Written exercise: Starting at the first line of the data and stopping after the line that contains "paragraph-gap [16, 149, 971, 171]", can you write those lines out again with "text-line" swapped for "text-row" and nothing else changed?

Material provided:
◇ ◇ ◇ ◇ ◇

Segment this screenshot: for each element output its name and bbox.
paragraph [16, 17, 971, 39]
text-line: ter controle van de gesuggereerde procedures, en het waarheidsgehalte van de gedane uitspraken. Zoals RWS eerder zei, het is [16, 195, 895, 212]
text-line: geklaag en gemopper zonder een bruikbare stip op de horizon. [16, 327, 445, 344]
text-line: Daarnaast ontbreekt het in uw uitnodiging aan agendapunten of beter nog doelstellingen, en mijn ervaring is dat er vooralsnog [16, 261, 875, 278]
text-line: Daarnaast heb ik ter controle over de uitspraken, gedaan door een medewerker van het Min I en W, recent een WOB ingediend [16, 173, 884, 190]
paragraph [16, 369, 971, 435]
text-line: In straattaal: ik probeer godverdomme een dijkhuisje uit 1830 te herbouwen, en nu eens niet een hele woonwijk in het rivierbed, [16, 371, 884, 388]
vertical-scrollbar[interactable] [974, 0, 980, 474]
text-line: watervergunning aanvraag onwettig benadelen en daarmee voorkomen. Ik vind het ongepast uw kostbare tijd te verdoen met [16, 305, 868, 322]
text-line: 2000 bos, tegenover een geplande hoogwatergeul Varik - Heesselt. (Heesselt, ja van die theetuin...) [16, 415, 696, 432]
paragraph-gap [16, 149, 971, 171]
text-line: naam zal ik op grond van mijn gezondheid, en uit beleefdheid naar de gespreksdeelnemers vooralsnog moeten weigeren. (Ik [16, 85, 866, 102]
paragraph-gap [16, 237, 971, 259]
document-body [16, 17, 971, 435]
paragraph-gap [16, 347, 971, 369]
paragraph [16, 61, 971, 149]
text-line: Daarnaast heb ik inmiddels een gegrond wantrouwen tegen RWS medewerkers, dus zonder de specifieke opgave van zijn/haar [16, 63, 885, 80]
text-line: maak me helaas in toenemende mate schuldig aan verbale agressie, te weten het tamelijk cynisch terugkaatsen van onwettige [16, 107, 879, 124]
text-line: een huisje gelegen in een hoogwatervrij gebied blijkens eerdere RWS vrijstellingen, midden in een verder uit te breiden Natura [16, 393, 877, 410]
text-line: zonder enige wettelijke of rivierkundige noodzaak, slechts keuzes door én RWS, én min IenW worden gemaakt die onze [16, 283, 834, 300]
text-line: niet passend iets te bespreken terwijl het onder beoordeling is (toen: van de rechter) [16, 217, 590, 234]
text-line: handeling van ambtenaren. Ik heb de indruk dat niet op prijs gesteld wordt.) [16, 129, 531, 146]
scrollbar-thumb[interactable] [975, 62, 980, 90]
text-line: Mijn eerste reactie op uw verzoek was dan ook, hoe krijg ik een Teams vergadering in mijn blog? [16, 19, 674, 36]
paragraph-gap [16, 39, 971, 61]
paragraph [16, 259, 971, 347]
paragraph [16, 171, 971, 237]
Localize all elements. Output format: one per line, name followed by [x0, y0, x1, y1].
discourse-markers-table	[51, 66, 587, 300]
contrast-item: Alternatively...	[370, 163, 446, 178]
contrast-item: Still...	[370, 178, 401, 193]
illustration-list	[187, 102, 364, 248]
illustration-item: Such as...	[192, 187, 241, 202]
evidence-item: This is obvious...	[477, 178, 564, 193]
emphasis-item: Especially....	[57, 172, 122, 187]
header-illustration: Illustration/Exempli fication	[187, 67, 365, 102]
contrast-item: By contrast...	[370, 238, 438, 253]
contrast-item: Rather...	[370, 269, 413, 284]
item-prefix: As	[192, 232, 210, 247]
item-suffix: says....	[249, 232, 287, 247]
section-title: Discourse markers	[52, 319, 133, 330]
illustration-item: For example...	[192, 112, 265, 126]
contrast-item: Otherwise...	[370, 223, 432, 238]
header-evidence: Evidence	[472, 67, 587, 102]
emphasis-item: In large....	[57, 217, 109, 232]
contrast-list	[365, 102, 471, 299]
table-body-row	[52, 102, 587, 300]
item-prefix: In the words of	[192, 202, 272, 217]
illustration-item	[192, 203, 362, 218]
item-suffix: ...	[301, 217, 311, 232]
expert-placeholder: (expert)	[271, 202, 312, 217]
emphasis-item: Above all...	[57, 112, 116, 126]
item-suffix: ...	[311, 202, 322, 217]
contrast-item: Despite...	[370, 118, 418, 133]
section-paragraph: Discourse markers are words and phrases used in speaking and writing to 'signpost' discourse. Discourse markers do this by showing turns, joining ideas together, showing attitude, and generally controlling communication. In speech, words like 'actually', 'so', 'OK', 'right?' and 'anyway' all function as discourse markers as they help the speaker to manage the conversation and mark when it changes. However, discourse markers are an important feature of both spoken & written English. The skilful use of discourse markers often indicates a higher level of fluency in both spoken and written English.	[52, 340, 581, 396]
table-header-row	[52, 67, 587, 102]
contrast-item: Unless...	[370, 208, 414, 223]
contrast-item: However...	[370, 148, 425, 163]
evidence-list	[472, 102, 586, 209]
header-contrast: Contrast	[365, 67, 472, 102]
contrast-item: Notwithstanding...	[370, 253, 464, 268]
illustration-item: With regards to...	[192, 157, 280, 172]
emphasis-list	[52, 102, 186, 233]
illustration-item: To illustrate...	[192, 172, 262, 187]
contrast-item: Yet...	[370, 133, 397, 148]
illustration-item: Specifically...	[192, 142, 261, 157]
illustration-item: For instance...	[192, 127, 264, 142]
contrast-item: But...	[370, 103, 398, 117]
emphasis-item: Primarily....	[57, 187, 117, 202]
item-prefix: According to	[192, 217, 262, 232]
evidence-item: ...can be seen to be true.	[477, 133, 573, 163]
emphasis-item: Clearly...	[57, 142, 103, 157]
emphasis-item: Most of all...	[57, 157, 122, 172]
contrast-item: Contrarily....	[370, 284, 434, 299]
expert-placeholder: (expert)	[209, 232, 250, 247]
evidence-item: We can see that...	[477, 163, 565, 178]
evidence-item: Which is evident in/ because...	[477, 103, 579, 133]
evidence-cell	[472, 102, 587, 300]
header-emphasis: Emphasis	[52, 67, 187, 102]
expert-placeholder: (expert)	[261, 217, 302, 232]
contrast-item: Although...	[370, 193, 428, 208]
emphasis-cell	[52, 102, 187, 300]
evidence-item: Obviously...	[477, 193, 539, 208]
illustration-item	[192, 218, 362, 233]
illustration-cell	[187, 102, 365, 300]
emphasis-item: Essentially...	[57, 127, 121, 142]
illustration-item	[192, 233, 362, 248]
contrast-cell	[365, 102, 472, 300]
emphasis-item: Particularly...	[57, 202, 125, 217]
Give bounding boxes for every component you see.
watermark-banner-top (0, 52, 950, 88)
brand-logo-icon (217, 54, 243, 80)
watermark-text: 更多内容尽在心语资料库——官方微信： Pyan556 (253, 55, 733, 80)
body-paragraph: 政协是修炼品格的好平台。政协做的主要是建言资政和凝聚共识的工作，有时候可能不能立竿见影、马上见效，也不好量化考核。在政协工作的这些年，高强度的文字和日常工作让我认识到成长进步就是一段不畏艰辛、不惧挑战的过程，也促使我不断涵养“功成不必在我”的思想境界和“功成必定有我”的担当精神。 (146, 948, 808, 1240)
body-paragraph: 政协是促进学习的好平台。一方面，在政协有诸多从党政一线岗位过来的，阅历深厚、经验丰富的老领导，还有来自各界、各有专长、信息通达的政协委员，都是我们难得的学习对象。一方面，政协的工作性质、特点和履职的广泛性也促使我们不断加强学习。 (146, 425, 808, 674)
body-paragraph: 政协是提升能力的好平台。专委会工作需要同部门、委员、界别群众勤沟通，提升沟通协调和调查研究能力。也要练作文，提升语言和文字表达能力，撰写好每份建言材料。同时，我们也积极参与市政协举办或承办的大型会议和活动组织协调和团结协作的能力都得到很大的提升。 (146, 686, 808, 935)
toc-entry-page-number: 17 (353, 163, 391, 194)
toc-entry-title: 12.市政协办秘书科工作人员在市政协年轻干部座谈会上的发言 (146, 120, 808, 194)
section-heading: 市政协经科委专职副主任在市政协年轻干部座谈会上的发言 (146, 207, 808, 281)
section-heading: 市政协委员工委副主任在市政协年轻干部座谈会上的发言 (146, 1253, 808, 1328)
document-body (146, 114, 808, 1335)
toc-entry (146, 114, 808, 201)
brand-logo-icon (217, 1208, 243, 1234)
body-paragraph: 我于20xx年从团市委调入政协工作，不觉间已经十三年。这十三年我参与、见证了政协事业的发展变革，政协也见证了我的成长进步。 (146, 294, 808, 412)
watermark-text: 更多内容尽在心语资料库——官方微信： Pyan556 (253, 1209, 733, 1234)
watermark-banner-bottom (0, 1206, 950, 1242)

◇ ◇ ◇ ◇ ◇

Solution to this task:
Segment this screenshot: for each element output its name and bbox.
paragraph [16, 17, 971, 39]
text-row: ter controle van de gesuggereerde procedures, en het waarheidsgehalte van de gedane uitspraken. Zoals RWS eerder zei, het is [16, 195, 895, 212]
text-row: geklaag en gemopper zonder een bruikbare stip op de horizon. [16, 327, 445, 344]
text-row: Daarnaast ontbreekt het in uw uitnodiging aan agendapunten of beter nog doelstellingen, en mijn ervaring is dat er vooralsnog [16, 261, 875, 278]
text-row: Daarnaast heb ik ter controle over de uitspraken, gedaan door een medewerker van het Min I en W, recent een WOB ingediend [16, 173, 884, 190]
paragraph [16, 369, 971, 435]
text-row: In straattaal: ik probeer godverdomme een dijkhuisje uit 1830 te herbouwen, en nu eens niet een hele woonwijk in het rivierbed, [16, 371, 884, 388]
vertical-scrollbar[interactable] [974, 0, 980, 474]
text-row: watervergunning aanvraag onwettig benadelen en daarmee voorkomen. Ik vind het ongepast uw kostbare tijd te verdoen met [16, 305, 868, 322]
text-row: 2000 bos, tegenover een geplande hoogwatergeul Varik - Heesselt. (Heesselt, ja van die theetuin...) [16, 415, 696, 432]
paragraph-gap [16, 149, 971, 171]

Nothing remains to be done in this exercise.